Segment Start: Text passage

IntegraBase was used to modify the basecourse of the Kabul–Kandahar Highway in 2003. IntegraBase enabled the Louis Berger Group to modify the original pavement design for the road, eliminating a sub layer of aggregate and decreasing the original basecourse thickness of 14 inches to 8 inches. With the use of the modifier, the Louis Berger Group was able to use local aggregates in the mix design. It was estimated that the use of the IntegraBase product saved $90 million for the project from the reduction of asphalt used, the use of river run-gravel, and the decreased time of construction.

The Kabul–Kandahar Highway was in major disrepair due to over two decades of war and neglect. The United States funded the repair and rebuilding of 389 kilometers of road, while Japan funded 50 kilometers. 43 kilometers of the highway were already usable prior to the repairs. The rebuilding project was overseen by the Louis Berger Group, with assistance in planning and design by Turkish and Indian engineers. Phase one of paving was completed in December 2003 and the highway was opened to traffic. The journey used to take travelers two days but now takes about 6 hours.

Segment End: Text passage
Segment Start: Data listing

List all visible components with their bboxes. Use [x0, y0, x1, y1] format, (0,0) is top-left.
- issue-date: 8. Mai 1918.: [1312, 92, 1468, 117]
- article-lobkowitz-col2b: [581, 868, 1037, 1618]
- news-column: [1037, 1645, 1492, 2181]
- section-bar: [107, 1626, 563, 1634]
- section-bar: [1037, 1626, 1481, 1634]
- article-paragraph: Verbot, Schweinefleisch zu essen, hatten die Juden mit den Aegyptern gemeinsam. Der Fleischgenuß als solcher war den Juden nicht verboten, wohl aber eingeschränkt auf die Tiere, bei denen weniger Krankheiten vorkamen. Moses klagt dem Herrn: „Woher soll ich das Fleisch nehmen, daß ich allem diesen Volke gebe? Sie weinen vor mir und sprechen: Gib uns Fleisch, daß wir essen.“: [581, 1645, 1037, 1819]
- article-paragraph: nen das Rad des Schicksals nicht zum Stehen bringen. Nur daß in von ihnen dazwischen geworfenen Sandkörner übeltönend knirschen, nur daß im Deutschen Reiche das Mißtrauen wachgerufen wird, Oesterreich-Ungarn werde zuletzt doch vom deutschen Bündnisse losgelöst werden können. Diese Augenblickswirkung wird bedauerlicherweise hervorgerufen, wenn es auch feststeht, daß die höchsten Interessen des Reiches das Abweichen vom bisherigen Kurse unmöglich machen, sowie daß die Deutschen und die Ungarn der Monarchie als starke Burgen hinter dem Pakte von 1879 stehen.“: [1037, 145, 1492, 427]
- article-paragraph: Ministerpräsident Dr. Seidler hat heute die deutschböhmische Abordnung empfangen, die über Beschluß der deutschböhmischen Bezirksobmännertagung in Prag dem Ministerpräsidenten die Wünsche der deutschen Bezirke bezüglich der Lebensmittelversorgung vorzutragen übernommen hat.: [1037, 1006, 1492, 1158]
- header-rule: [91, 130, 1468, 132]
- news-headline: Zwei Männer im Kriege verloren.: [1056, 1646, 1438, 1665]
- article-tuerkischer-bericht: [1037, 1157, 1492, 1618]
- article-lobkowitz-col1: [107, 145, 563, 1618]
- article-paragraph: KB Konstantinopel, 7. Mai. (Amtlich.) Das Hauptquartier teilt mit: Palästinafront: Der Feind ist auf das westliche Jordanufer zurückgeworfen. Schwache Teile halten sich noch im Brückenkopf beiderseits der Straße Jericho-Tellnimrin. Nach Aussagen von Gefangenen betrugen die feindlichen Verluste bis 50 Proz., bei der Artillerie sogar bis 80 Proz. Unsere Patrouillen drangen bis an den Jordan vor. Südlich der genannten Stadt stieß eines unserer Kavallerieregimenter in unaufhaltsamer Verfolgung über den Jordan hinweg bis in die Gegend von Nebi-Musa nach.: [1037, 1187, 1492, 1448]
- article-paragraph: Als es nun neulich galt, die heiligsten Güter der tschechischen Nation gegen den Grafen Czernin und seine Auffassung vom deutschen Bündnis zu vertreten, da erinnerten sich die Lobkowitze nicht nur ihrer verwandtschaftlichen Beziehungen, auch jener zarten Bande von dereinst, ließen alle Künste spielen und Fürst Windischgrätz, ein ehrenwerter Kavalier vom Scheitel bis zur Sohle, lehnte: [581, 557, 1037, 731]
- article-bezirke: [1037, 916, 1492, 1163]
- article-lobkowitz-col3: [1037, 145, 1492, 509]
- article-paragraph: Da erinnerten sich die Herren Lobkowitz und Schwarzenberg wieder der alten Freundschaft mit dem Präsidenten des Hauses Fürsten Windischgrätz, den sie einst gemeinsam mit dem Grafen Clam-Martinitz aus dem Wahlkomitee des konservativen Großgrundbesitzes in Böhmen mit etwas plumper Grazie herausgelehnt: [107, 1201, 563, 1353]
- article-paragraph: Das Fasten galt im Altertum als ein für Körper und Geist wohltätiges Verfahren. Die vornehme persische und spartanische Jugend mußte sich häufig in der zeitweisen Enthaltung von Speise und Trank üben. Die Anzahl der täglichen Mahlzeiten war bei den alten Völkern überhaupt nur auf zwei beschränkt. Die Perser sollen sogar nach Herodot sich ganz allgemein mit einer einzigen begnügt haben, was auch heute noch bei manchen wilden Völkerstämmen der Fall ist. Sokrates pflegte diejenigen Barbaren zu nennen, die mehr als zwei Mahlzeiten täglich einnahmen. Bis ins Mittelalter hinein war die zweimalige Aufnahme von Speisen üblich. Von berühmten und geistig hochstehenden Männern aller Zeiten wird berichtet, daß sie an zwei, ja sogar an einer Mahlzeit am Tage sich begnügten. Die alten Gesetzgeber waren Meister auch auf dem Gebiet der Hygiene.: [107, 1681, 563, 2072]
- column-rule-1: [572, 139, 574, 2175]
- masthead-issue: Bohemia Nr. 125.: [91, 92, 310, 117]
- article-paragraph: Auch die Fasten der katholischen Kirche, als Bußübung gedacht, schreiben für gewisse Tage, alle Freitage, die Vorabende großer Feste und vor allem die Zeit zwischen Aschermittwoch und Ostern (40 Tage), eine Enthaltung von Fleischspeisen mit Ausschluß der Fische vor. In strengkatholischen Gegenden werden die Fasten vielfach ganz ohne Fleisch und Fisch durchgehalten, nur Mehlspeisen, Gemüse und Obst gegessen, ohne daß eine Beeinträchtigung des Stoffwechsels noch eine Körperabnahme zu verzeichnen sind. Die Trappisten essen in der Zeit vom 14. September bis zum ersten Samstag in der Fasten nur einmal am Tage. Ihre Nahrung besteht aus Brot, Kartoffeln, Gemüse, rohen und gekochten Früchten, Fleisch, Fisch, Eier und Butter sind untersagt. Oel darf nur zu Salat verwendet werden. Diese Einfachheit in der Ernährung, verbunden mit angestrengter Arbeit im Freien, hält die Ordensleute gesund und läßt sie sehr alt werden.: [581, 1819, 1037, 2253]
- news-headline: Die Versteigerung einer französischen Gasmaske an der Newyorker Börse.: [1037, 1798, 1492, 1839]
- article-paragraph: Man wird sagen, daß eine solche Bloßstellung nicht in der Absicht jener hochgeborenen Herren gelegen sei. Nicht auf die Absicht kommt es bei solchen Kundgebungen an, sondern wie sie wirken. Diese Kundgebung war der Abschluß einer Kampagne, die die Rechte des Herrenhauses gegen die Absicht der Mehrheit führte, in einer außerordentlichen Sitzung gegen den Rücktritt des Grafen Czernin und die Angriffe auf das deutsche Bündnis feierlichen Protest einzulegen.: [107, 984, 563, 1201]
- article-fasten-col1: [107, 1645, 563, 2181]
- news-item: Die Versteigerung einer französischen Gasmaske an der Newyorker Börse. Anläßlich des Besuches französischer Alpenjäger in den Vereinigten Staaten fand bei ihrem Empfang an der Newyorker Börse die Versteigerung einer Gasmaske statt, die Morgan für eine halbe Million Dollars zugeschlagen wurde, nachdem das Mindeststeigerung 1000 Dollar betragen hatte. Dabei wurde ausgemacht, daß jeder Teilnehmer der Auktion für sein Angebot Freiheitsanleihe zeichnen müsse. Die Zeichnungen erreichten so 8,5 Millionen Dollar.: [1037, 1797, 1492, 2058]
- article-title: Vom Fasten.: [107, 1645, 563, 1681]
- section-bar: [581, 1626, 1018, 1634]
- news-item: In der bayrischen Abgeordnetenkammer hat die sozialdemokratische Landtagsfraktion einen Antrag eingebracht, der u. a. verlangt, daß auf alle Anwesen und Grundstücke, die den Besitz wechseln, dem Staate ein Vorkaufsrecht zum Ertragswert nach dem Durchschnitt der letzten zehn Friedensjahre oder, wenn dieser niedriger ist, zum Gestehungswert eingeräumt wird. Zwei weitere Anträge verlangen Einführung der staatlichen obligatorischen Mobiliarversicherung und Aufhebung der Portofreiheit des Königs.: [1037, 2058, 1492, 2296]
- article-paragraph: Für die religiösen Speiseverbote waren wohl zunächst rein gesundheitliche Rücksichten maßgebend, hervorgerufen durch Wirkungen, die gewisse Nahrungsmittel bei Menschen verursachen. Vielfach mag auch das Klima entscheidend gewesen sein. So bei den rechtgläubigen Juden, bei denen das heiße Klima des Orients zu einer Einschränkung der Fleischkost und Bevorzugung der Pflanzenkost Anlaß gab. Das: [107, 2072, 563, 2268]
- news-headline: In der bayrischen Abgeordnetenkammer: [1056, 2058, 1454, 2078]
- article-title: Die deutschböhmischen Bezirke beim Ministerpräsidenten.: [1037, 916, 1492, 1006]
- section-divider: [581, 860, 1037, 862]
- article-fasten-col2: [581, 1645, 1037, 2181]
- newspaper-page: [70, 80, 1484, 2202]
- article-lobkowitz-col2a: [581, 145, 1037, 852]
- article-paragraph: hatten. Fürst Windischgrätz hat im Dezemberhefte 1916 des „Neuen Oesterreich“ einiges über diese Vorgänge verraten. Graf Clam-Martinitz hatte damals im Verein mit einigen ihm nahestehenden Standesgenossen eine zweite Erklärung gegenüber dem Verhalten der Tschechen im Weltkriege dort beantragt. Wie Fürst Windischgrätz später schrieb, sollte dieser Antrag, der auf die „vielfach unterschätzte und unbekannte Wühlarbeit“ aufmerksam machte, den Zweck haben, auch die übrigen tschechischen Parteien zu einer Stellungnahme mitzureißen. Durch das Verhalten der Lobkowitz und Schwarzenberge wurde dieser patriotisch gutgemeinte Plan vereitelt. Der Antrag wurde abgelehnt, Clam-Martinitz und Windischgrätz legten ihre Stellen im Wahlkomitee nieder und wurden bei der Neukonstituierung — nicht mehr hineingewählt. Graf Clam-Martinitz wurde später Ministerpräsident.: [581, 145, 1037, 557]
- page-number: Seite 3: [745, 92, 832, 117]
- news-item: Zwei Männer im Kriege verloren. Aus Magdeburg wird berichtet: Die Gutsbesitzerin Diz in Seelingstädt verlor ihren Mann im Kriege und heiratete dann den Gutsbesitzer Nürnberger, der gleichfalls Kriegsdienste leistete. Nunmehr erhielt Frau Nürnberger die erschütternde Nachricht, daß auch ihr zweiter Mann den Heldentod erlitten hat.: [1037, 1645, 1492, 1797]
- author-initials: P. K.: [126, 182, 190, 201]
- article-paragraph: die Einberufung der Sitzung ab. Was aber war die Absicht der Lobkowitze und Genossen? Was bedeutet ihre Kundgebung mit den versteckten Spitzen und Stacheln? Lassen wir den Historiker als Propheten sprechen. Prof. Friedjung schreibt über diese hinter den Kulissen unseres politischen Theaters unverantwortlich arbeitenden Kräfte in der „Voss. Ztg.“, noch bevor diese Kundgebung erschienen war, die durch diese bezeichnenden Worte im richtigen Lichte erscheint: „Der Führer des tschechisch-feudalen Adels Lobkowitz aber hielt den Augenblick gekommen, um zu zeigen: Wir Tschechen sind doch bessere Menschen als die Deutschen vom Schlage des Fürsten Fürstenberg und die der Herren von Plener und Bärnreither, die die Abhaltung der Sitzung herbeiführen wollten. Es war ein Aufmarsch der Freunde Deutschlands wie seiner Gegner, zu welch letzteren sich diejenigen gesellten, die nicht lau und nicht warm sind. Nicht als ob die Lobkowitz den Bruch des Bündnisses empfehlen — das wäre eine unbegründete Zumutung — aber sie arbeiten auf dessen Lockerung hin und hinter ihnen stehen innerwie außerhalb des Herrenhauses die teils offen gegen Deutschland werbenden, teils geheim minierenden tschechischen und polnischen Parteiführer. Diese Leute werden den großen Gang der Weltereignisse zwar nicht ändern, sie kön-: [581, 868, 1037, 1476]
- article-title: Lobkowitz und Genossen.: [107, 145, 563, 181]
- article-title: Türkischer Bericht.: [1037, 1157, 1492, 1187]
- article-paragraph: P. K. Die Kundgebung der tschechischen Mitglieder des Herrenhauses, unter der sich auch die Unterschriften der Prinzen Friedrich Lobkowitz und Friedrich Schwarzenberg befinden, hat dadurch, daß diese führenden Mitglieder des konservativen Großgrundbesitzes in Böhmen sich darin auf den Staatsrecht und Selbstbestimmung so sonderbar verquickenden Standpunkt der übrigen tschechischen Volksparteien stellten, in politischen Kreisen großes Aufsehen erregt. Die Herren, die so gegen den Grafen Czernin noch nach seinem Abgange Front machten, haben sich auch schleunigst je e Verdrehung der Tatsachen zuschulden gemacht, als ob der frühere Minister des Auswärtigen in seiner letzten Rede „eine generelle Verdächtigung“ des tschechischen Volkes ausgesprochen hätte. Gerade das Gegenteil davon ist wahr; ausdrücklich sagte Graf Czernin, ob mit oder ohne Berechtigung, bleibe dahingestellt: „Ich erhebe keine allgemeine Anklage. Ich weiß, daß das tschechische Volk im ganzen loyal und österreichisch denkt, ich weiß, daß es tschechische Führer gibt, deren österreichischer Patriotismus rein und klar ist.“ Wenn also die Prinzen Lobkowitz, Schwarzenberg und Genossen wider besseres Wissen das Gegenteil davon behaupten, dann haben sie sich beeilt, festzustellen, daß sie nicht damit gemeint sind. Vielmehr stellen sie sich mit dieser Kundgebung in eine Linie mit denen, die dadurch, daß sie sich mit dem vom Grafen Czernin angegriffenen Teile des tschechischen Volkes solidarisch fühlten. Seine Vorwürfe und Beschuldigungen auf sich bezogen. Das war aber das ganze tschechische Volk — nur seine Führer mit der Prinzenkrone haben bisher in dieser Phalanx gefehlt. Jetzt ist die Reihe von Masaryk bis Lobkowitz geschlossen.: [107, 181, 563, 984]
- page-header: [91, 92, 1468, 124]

Segment End: Data listing

» **Problem statement**:
Carry on the passage about the Kabul–Kandahar Highway, starting right after its final sentence.

» **Result of the exercise**:
===State Route 138 (California)===
IntegraBase is being tested by Caltrans in their quest to construct higher-quality and longer-lasting roads. Resperion and Caltrans have been working together for numerous years in an attempt to refine the technical guidance and specifications written for higher strength asphalt concrete base in order to allow its routine use cost effectively on California State Highway projects. Caltrans utilized IntegraBase in the basecourse in a section of State Route 138 near Palmdale, California in 2006/2007.

==Leadership==
Josh Benveniste – CEO

==Product distribution==
Resperion sells its products globally through a vast array of partnerships and distributors.